» **GIVEN INSTRUCTION**
Copy every record word for word.

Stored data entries
────────────────
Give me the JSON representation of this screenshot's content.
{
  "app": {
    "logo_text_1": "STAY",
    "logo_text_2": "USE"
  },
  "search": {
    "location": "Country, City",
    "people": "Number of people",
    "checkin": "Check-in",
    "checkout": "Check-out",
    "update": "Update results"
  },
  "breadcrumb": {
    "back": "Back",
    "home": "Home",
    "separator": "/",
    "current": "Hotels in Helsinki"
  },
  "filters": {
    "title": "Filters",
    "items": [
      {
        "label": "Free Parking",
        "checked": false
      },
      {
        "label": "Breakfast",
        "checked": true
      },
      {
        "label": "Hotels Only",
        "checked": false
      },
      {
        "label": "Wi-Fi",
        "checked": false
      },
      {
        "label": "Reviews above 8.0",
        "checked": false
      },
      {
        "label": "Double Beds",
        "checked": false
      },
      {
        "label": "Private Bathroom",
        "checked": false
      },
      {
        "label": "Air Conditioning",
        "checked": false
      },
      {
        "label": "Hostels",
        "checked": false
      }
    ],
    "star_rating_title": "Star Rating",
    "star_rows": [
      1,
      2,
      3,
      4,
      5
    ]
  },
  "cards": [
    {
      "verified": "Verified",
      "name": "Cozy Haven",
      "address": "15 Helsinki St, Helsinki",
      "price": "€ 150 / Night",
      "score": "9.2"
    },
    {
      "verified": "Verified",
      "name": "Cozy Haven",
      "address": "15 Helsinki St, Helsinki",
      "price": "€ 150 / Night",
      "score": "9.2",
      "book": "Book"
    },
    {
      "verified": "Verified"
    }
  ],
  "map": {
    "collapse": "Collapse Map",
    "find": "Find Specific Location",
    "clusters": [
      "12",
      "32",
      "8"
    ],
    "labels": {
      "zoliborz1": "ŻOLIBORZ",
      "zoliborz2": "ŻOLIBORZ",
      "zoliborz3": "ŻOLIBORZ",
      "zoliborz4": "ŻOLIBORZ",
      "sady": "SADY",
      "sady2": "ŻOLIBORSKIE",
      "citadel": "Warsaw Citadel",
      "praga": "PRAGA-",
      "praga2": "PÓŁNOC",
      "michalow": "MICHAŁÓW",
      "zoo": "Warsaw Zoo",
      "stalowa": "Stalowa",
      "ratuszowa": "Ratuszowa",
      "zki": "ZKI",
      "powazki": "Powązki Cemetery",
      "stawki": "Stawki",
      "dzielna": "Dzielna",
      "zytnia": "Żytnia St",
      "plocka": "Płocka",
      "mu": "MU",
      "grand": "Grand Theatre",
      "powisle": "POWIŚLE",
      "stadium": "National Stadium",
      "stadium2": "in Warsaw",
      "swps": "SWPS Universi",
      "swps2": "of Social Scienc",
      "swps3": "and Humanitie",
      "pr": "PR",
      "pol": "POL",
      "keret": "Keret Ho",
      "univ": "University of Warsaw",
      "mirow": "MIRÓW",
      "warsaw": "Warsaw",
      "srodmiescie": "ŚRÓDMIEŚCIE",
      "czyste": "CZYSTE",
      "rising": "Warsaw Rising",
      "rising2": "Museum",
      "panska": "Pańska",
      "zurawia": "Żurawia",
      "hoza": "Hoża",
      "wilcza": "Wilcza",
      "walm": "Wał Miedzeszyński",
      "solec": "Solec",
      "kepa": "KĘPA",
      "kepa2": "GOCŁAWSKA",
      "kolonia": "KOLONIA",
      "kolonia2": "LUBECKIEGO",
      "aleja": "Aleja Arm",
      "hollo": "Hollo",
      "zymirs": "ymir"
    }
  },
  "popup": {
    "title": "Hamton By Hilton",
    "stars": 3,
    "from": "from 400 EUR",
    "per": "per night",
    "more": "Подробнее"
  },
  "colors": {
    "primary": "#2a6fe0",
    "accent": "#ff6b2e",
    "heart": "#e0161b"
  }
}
────────────────
» **CORRECT OUTPUT**
Give me the JSON representation of this screenshot's content.
{
  "app": {
    "logo_text_1": "STAY",
    "logo_text_2": "USE"
  },
  "search": {
    "location": "Country, City",
    "people": "Number of people",
    "checkin": "Check-in",
    "checkout": "Check-out",
    "update": "Update results"
  },
  "breadcrumb": {
    "back": "Back",
    "home": "Home",
    "separator": "/",
    "current": "Hotels in Helsinki"
  },
  "filters": {
    "title": "Filters",
    "items": [
      {
        "label": "Free Parking",
        "checked": false
      },
      {
        "label": "Breakfast",
        "checked": true
      },
      {
        "label": "Hotels Only",
        "checked": false
      },
      {
        "label": "Wi-Fi",
        "checked": false
      },
      {
        "label": "Reviews above 8.0",
        "checked": false
      },
      {
        "label": "Double Beds",
        "checked": false
      },
      {
        "label": "Private Bathroom",
        "checked": false
      },
      {
        "label": "Air Conditioning",
        "checked": false
      },
      {
        "label": "Hostels",
        "checked": false
      }
    ],
    "star_rating_title": "Star Rating",
    "star_rows": [
      1,
      2,
      3,
      4,
      5
    ]
  },
  "cards": [
    {
      "verified": "Verified",
      "name": "Cozy Haven",
      "address": "15 Helsinki St, Helsinki",
      "price": "€ 150 / Night",
      "score": "9.2"
    },
    {
      "verified": "Verified",
      "name": "Cozy Haven",
      "address": "15 Helsinki St, Helsinki",
      "price": "€ 150 / Night",
      "score": "9.2",
      "book": "Book"
    },
    {
      "verified": "Verified"
    }
  ],
  "map": {
    "collapse": "Collapse Map",
    "find": "Find Specific Location",
    "clusters": [
      "12",
      "32",
      "8"
    ],
    "labels": {
      "zoliborz1": "ŻOLIBORZ",
      "zoliborz2": "ŻOLIBORZ",
      "zoliborz3": "ŻOLIBORZ",
      "zoliborz4": "ŻOLIBORZ",
      "sady": "SADY",
      "sady2": "ŻOLIBORSKIE",
      "citadel": "Warsaw Citadel",
      "praga": "PRAGA-",
      "praga2": "PÓŁNOC",
      "michalow": "MICHAŁÓW",
      "zoo": "Warsaw Zoo",
      "stalowa": "Stalowa",
      "ratuszowa": "Ratuszowa",
      "zki": "ZKI",
      "powazki": "Powązki Cemetery",
      "stawki": "Stawki",
      "dzielna": "Dzielna",
      "zytnia": "Żytnia St",
      "plocka": "Płocka",
      "mu": "MU",
      "grand": "Grand Theatre",
      "powisle": "POWIŚLE",
      "stadium": "National Stadium",
      "stadium2": "in Warsaw",
      "swps": "SWPS Universi",
      "swps2": "of Social Scienc",
      "swps3": "and Humanitie",
      "pr": "PR",
      "pol": "POL",
      "keret": "Keret Ho",
      "univ": "University of Warsaw",
      "mirow": "MIRÓW",
      "warsaw": "Warsaw",
      "srodmiescie": "ŚRÓDMIEŚCIE",
      "czyste": "CZYSTE",
      "rising": "Warsaw Rising",
      "rising2": "Museum",
      "panska": "Pańska",
      "zurawia": "Żurawia",
      "hoza": "Hoża",
      "wilcza": "Wilcza",
      "walm": "Wał Miedzeszyński",
      "solec": "Solec",
      "kepa": "KĘPA",
      "kepa2": "GOCŁAWSKA",
      "kolonia": "KOLONIA",
      "kolonia2": "LUBECKIEGO",
      "aleja": "Aleja Arm",
      "hollo": "Hollo",
      "zymirs": "ymir"
    }
  },
  "popup": {
    "title": "Hamton By Hilton",
    "stars": 3,
    "from": "from 400 EUR",
    "per": "per night",
    "more": "Подробнее"
  },
  "colors": {
    "primary": "#2a6fe0",
    "accent": "#ff6b2e",
    "heart": "#e0161b"
  }
}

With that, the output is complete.